Work to be completed:
The answer is a single number: how many lines hold the string "Distance".

Figure record listings:
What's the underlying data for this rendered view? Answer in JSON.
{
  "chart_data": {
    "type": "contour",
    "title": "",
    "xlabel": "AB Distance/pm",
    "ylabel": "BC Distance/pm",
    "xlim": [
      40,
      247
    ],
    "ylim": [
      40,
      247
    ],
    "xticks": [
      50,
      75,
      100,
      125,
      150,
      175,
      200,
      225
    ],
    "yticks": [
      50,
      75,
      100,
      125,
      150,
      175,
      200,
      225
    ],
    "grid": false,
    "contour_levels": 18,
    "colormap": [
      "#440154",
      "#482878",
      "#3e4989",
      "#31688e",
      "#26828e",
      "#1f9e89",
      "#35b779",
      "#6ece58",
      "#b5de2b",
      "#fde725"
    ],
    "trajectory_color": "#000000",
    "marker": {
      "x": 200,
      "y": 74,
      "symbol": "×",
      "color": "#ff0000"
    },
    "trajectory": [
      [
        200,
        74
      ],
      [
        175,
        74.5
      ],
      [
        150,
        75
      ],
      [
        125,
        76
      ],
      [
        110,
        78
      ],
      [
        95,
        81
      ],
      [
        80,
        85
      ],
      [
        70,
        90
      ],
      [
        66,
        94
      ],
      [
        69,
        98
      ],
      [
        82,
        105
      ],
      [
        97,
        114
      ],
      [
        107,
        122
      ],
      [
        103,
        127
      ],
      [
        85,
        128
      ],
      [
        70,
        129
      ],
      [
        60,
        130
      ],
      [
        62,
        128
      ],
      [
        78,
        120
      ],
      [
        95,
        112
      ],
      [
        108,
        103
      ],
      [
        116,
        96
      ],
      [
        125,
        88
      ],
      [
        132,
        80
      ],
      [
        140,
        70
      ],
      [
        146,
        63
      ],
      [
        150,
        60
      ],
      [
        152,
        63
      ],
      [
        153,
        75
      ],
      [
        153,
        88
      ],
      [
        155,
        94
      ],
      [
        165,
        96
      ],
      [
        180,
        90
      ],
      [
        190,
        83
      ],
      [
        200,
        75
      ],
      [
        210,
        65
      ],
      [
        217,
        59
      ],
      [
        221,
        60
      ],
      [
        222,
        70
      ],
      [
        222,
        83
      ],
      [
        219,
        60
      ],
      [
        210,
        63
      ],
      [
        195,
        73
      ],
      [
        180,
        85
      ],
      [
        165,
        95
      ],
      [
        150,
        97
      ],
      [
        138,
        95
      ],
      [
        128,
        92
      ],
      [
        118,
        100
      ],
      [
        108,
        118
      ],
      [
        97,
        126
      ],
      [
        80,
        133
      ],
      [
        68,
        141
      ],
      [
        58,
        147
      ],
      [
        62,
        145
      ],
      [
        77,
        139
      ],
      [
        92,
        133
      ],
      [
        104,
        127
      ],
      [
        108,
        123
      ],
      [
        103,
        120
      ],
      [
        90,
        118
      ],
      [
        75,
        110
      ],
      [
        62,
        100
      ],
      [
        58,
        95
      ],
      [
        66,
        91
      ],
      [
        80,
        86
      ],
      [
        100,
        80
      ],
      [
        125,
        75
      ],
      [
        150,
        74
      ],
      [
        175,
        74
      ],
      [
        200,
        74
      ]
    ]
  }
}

Final result:
2